Scan the listing below for the word "JSON" and state how many lines hold it. Write nothing but the number.

- [Figure collection entries]
======
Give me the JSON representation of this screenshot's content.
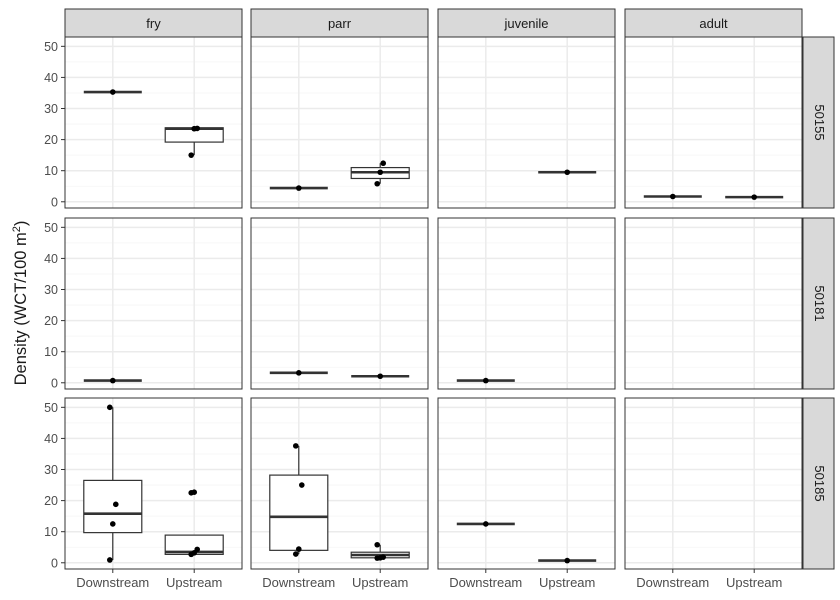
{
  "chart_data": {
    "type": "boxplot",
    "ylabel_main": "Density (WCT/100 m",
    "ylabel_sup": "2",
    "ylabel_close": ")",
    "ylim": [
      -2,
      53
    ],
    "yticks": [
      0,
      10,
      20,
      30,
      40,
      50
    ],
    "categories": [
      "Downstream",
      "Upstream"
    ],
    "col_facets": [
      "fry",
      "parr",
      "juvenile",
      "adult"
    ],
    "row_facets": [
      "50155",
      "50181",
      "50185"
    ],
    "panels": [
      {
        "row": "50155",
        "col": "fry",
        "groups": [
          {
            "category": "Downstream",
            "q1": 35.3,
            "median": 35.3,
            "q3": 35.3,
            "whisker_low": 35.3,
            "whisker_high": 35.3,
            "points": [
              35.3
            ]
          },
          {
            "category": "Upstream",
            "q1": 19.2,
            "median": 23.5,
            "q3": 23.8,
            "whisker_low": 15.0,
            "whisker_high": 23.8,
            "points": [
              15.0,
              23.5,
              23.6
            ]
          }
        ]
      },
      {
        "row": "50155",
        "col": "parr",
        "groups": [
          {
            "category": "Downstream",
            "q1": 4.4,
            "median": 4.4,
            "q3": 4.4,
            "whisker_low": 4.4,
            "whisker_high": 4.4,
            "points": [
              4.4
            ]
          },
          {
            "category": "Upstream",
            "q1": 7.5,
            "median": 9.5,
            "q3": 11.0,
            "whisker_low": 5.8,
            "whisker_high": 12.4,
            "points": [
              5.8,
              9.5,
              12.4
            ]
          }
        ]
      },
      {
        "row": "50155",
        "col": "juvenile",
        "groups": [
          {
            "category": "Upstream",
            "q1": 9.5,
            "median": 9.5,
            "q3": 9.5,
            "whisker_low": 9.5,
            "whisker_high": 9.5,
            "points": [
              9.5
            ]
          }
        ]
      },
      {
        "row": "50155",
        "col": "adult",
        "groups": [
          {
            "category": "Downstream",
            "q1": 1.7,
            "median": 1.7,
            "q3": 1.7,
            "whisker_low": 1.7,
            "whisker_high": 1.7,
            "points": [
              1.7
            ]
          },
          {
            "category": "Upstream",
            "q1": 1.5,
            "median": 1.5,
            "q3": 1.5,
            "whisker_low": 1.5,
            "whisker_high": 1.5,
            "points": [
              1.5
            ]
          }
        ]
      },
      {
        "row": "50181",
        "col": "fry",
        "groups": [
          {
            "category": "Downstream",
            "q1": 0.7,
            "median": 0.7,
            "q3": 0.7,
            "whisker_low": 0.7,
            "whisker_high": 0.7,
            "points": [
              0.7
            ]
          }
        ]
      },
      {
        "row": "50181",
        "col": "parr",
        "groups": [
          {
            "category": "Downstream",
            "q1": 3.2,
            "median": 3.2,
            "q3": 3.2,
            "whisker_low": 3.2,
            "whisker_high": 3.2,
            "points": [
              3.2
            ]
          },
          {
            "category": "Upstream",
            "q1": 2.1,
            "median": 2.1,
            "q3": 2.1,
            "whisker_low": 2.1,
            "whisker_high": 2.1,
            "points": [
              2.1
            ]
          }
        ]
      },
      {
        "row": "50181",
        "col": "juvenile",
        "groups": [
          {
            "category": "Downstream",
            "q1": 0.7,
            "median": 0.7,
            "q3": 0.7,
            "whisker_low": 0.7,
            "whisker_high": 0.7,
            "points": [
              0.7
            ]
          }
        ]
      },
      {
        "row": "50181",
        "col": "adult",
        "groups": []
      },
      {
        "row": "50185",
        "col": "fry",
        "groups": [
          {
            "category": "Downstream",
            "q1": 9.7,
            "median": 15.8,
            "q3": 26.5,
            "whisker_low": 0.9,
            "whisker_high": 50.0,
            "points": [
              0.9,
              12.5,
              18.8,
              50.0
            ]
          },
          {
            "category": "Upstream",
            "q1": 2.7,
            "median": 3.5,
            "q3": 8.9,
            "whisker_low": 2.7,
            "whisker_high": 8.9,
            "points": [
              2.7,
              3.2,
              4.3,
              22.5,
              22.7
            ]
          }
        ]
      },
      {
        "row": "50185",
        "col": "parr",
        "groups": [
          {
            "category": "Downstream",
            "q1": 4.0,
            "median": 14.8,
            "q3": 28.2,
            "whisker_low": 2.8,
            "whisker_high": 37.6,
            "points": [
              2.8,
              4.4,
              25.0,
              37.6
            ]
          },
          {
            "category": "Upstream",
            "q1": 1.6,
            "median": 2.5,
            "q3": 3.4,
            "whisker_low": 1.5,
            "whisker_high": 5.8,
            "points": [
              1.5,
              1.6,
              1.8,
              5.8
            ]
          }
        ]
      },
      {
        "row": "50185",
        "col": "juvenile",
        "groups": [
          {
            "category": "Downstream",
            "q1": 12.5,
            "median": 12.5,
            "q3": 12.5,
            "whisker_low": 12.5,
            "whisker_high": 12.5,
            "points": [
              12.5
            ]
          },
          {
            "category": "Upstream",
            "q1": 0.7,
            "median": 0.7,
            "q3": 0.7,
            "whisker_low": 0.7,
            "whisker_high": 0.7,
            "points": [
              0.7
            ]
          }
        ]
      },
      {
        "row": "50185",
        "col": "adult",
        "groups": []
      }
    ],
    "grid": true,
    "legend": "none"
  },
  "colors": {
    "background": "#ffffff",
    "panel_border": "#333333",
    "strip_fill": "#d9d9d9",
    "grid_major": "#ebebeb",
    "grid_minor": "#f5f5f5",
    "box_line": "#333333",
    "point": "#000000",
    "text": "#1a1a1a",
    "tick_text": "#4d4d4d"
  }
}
======
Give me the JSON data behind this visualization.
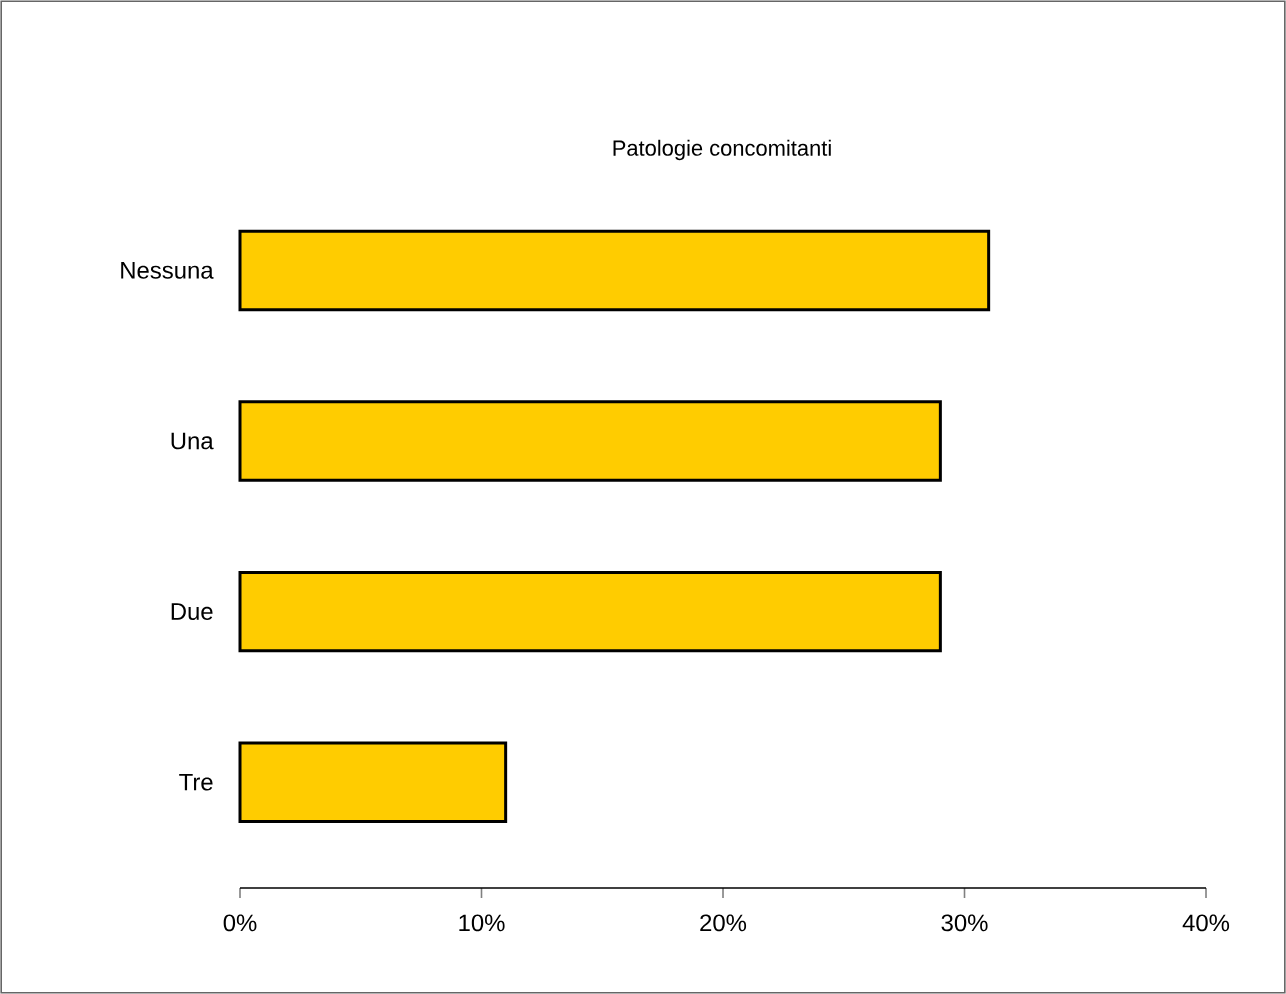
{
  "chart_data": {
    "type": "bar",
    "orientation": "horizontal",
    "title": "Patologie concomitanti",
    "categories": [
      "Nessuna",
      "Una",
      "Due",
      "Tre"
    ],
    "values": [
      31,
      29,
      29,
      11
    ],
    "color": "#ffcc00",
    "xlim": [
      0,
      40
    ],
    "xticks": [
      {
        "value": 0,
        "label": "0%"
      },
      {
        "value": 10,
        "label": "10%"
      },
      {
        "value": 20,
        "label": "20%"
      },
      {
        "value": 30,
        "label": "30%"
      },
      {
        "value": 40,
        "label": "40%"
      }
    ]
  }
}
======
- [SOLVED PROBLEM] 2